══ Material for this exercise ══

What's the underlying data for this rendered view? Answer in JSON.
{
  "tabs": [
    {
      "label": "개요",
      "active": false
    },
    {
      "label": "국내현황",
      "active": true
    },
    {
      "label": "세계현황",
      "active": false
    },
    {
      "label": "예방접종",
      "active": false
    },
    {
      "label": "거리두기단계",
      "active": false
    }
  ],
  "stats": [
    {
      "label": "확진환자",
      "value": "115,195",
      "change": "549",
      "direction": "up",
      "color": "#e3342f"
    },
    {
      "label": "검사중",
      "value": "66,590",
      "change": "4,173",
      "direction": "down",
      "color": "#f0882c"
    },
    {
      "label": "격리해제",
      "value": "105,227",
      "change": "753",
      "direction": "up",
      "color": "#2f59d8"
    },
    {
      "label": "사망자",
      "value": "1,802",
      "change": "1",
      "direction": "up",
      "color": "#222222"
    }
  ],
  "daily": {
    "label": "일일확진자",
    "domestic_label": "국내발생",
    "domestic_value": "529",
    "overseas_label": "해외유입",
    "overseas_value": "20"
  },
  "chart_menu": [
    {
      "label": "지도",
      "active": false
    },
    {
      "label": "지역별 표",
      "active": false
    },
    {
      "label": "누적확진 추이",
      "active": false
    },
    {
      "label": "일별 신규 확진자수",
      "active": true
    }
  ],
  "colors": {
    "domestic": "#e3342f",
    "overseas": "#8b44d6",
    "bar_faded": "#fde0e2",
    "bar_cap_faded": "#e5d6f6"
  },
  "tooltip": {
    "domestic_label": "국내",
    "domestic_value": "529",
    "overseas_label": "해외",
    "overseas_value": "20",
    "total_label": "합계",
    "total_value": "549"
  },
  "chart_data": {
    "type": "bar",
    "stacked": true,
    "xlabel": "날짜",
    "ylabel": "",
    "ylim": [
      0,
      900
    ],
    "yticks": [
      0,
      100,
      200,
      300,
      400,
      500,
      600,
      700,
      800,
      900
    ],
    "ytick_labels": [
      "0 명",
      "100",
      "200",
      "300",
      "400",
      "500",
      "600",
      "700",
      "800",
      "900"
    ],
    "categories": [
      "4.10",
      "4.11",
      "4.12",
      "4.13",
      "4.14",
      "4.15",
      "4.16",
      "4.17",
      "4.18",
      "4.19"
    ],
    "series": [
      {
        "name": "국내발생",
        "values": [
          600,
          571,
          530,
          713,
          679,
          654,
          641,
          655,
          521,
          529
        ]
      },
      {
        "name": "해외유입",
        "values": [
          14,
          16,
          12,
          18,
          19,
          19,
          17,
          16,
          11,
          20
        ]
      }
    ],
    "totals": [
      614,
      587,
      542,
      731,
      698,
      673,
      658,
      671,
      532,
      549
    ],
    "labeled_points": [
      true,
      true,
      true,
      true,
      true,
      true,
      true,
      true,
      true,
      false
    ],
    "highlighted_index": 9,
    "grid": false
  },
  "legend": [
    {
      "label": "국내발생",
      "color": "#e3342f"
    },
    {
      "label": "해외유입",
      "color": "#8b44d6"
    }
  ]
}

═══

Report back each line of the entries that holds the string "해외유입".

    "overseas_label": "해외유입",
        "name": "해외유입",
      "label": "해외유입",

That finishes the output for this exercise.